Entries from a dataset
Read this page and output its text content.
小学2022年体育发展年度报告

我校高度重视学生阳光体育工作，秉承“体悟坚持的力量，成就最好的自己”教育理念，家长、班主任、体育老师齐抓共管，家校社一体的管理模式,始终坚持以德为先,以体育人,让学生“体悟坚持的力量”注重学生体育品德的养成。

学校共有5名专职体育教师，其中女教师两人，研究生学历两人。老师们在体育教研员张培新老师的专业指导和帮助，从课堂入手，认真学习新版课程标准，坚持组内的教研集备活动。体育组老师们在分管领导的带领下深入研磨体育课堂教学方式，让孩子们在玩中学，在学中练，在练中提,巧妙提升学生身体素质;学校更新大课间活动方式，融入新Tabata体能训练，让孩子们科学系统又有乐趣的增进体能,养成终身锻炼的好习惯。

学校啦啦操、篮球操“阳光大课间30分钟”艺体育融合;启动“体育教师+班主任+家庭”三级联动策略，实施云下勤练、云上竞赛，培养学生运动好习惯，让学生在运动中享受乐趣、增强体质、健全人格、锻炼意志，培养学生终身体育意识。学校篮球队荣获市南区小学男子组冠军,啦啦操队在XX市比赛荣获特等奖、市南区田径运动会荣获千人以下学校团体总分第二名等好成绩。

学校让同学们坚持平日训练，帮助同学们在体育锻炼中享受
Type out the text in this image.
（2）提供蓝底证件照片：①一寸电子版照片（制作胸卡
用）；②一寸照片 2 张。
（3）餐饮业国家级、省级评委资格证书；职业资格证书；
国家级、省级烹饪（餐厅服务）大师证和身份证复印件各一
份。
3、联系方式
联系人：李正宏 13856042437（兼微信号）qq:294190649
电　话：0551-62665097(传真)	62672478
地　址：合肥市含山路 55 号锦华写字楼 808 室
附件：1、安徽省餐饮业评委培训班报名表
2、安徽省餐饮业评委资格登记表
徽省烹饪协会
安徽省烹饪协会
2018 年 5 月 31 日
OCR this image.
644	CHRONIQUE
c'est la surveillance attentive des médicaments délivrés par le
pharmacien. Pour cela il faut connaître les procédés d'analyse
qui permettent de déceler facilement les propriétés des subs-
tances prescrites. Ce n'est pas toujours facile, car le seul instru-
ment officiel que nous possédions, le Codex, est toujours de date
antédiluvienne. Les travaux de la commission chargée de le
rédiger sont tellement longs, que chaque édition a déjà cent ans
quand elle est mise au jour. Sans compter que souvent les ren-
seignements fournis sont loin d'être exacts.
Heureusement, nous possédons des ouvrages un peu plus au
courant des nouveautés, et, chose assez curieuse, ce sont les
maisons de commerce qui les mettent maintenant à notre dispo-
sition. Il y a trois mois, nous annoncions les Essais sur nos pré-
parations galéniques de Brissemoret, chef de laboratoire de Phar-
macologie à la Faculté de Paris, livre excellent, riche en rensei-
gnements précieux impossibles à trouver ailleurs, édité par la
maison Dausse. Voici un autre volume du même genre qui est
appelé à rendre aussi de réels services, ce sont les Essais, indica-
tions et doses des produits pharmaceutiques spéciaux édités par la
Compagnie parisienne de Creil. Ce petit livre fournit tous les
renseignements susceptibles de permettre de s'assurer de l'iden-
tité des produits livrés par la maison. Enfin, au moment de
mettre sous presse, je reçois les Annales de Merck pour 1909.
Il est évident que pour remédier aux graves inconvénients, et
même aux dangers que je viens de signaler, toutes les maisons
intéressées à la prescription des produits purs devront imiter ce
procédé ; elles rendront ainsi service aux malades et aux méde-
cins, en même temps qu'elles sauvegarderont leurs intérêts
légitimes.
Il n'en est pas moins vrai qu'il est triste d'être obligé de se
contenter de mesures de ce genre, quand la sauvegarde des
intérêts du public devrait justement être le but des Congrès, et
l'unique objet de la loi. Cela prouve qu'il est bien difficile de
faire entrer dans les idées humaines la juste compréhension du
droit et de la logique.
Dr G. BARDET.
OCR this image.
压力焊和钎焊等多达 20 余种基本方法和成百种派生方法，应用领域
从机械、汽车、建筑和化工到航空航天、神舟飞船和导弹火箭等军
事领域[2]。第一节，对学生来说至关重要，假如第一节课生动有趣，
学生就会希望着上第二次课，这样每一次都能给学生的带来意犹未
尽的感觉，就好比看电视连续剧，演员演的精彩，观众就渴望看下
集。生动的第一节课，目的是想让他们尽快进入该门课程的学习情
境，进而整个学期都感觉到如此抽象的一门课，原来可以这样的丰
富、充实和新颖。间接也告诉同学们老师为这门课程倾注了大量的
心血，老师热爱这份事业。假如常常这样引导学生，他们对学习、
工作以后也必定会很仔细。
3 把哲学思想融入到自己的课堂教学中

§ **EXERCISE**
Supply the count of lines in the entries that contain the word "elles", and nothing besides.

§ **WRITTEN SOLUTION**
2